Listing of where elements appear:
* start *
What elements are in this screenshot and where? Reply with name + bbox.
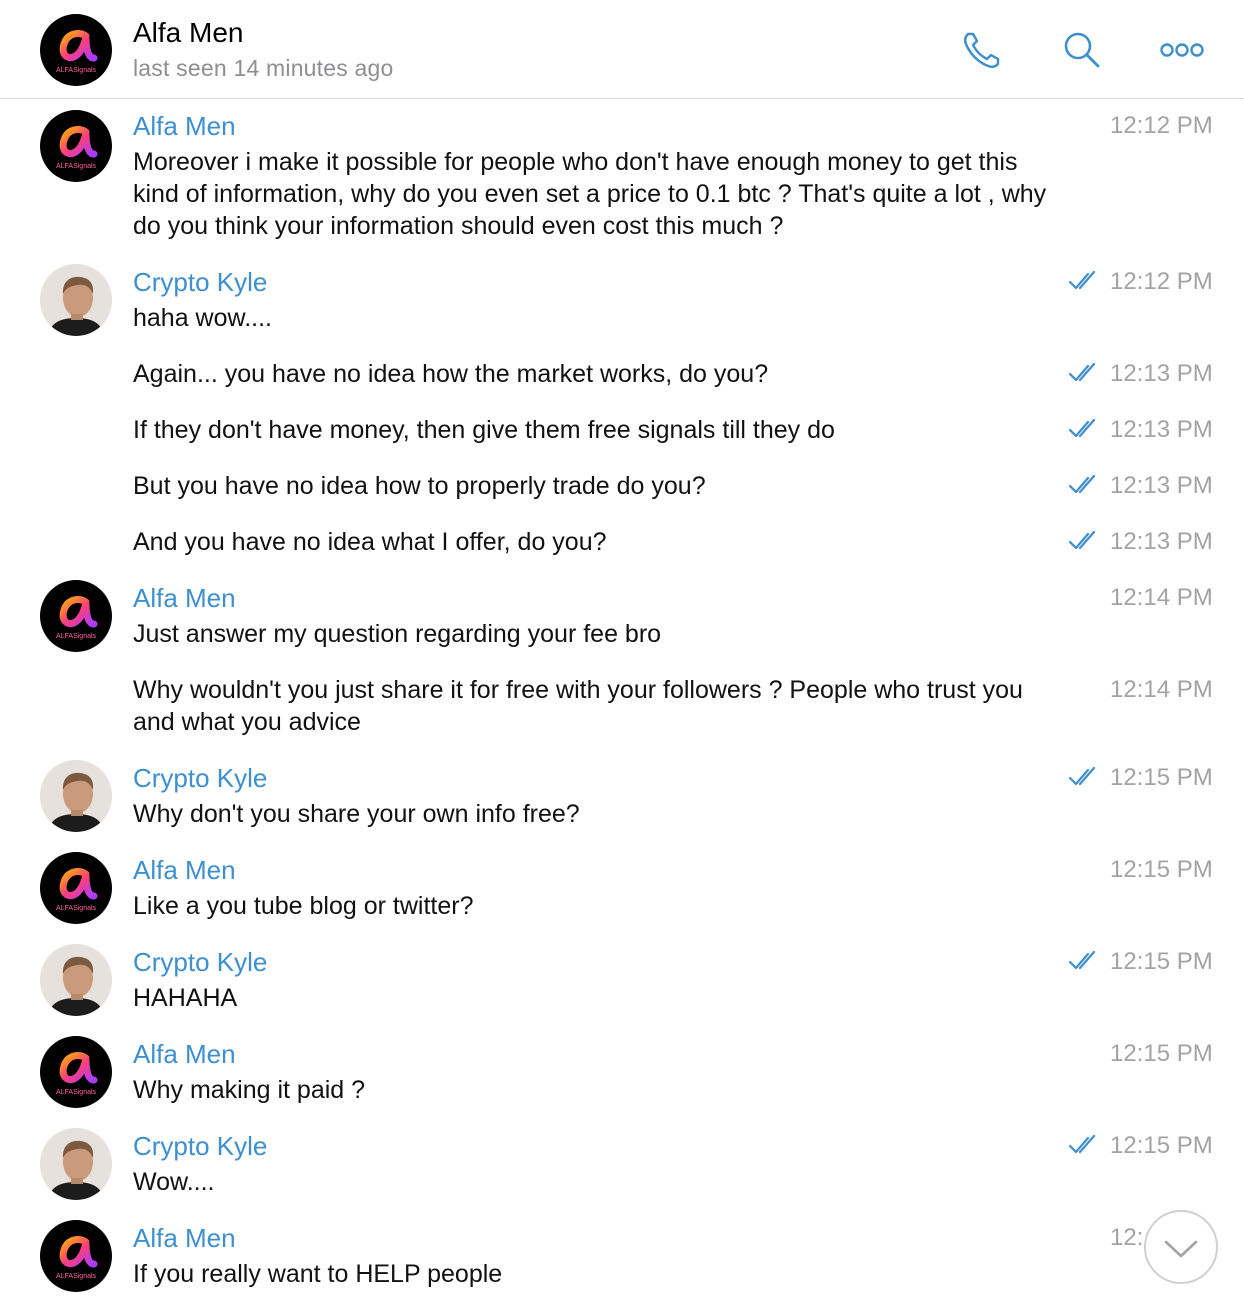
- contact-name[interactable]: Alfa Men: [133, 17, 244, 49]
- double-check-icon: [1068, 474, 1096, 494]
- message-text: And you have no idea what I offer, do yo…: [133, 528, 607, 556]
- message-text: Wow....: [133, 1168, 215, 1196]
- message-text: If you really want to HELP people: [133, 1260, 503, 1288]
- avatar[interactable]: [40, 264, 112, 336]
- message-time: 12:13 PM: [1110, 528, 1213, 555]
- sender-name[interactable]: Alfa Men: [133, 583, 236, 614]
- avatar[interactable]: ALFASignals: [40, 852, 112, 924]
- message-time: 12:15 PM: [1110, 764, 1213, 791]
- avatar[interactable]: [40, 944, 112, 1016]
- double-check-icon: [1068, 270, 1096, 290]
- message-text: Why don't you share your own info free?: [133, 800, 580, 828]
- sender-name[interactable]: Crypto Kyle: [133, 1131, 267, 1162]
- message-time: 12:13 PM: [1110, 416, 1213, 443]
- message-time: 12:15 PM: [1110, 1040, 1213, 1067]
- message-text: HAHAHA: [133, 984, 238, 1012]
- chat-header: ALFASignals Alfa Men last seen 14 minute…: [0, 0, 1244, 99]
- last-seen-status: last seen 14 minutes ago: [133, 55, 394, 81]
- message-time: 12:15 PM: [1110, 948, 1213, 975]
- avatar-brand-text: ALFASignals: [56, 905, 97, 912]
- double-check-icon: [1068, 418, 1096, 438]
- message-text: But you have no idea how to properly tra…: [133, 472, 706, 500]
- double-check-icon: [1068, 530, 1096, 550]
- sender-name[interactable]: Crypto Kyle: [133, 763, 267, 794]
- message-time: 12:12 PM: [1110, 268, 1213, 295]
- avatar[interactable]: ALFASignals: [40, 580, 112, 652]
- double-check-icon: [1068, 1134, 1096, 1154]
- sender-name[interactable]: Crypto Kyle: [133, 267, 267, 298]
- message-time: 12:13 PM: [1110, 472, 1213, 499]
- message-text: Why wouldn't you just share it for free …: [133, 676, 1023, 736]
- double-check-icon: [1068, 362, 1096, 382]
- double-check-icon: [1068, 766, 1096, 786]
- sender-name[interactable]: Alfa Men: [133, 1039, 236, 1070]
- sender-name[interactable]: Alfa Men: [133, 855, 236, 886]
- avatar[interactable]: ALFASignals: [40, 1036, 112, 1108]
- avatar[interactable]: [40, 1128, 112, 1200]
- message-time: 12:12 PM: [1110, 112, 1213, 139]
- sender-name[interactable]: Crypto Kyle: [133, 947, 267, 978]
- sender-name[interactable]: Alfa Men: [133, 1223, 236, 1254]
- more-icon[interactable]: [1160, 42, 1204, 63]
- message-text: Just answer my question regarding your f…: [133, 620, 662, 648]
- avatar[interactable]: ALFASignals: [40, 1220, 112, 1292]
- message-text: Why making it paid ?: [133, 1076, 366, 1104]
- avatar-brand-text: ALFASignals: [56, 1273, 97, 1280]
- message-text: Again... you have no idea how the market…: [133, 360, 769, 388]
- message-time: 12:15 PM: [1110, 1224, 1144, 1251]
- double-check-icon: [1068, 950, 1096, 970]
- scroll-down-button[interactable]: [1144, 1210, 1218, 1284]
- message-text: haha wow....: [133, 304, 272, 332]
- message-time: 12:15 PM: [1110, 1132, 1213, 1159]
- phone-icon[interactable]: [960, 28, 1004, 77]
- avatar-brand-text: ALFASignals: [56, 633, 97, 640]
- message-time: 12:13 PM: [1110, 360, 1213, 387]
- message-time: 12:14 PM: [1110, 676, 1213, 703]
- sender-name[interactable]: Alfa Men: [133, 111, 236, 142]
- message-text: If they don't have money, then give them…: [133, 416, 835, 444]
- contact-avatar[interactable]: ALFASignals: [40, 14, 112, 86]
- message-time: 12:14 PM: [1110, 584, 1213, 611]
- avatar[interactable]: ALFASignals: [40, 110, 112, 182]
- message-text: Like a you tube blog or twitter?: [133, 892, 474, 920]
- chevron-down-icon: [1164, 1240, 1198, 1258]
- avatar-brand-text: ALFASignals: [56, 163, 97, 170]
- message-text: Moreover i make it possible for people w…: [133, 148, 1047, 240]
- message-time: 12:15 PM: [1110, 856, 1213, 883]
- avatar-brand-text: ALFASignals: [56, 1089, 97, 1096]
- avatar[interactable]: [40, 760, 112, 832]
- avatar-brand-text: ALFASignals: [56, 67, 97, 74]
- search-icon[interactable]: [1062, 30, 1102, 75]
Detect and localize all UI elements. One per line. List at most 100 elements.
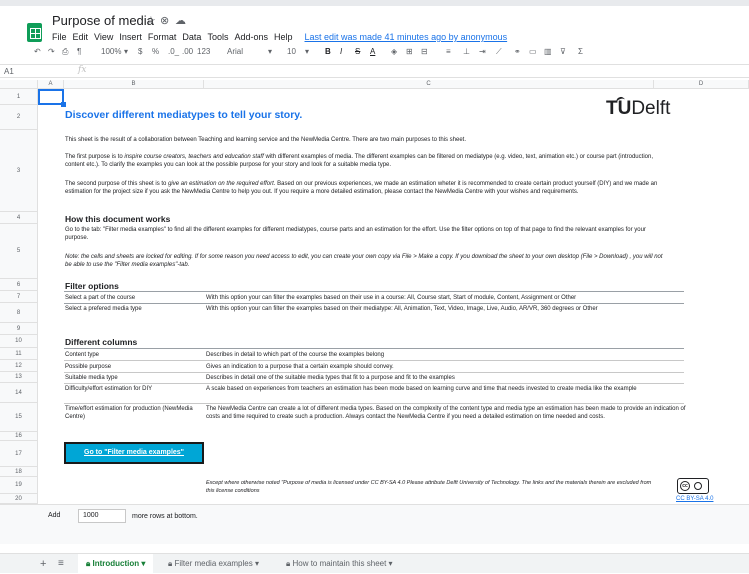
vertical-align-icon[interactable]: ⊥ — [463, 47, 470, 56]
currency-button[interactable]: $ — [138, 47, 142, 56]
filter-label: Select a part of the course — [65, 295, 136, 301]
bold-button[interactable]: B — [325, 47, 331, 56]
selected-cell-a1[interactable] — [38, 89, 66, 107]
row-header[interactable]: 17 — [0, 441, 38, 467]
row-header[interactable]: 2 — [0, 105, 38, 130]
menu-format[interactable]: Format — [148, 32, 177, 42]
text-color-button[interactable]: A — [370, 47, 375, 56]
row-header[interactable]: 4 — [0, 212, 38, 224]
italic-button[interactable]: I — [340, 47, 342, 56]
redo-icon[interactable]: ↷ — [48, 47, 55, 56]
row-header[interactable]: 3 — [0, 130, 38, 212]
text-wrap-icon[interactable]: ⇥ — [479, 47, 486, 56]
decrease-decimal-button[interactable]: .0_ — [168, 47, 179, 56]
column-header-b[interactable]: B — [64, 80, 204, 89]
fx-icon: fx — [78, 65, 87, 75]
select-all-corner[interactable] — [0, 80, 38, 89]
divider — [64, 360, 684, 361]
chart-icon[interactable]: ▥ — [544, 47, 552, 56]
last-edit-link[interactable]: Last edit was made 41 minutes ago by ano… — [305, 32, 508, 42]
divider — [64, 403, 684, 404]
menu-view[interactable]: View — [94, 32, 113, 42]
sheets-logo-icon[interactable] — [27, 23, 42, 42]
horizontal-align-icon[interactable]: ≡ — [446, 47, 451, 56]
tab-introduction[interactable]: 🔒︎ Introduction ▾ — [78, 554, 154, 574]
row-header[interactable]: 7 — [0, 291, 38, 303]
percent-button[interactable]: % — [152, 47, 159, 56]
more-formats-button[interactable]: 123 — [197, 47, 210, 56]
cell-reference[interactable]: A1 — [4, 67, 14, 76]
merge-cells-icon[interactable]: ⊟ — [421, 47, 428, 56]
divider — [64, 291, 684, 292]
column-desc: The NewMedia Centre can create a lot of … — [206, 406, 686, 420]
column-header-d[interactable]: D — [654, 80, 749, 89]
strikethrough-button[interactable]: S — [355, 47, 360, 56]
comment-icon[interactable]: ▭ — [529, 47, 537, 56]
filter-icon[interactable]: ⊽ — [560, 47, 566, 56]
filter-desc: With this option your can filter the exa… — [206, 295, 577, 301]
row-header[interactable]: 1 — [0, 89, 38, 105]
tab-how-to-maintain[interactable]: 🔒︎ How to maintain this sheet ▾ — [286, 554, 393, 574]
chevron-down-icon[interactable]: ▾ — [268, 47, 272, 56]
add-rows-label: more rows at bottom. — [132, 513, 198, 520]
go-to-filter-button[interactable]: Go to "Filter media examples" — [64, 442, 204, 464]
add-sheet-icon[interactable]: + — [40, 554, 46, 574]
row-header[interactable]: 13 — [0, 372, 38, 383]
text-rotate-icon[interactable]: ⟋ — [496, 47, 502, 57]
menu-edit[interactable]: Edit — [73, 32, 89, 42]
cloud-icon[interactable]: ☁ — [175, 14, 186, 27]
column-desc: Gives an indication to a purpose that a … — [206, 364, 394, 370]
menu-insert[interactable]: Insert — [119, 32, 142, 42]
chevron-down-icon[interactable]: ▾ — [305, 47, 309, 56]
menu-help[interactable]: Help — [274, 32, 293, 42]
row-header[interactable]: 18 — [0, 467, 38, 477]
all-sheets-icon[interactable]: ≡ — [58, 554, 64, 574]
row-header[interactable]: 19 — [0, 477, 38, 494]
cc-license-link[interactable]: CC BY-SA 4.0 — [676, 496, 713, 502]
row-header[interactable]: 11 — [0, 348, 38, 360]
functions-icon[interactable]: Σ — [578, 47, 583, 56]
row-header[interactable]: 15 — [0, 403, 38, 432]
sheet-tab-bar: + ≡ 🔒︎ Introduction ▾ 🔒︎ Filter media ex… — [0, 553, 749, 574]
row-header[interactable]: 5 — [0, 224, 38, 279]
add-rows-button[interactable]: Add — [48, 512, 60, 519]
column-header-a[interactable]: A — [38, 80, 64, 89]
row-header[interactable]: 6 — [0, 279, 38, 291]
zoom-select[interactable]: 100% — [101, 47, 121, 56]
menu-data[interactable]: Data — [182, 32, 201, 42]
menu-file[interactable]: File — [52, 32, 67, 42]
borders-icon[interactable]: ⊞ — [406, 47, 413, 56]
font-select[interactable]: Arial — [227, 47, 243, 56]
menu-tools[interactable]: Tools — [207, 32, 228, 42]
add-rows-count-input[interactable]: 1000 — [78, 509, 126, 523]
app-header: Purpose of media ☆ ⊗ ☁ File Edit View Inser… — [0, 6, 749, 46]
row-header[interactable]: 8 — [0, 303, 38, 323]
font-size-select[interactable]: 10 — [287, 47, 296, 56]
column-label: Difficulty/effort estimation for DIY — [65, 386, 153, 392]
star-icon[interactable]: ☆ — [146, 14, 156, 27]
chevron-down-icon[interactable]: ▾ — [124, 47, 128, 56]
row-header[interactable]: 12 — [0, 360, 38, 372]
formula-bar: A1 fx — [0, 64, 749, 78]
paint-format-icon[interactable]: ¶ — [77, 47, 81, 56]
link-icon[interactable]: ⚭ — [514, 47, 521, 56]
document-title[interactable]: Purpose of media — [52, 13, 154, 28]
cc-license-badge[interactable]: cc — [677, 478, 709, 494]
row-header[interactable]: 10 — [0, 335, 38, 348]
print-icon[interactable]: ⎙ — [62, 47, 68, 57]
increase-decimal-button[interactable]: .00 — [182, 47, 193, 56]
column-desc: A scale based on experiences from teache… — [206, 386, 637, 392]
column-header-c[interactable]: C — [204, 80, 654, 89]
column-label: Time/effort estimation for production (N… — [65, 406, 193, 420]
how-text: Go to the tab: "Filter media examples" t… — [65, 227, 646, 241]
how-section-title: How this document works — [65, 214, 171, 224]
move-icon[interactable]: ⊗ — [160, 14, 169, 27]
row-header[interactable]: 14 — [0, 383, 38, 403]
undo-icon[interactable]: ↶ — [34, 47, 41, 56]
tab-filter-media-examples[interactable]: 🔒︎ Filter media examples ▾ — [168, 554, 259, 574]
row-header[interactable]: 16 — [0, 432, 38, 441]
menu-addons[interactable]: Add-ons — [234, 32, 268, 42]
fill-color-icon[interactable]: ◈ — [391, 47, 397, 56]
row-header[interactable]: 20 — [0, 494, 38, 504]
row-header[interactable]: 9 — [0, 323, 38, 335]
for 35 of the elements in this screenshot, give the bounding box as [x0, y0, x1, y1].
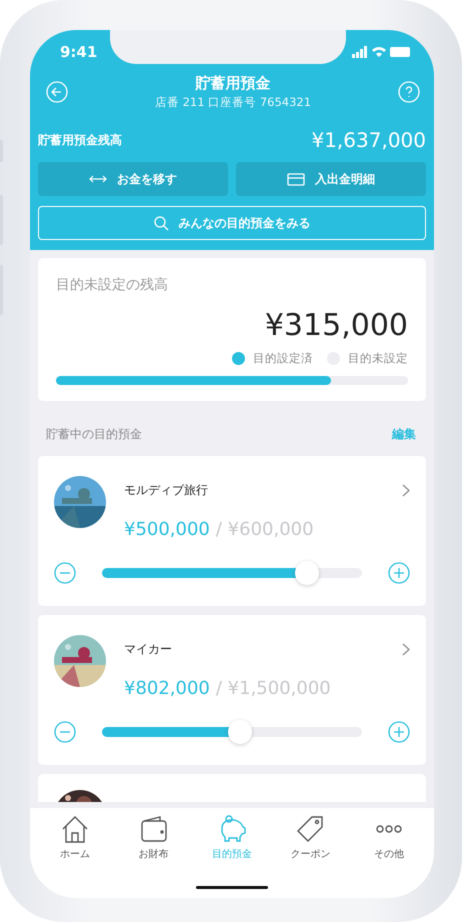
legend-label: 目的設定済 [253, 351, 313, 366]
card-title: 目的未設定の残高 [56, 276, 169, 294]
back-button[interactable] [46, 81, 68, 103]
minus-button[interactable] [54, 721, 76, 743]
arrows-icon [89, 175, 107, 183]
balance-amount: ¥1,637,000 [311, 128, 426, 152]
* end *
EXERCISE GOAL:
Reproduce the lines of the listing verbatim, beginning at the line that contains "vertical-align-icon[interactable]: ⊥ —" and stopping after the line that contains "row-header[interactable]: 17 —".

EXERCISE RESULT:
vertical-align-icon[interactable]: ⊥ — [463, 47, 470, 56]
currency-button[interactable]: $ — [138, 47, 142, 56]
filter-label: Select a part of the course — [65, 295, 136, 301]
bold-button[interactable]: B — [325, 47, 331, 56]
selected-cell-a1[interactable] — [38, 89, 66, 107]
row-header[interactable]: 17 — [0, 441, 38, 467]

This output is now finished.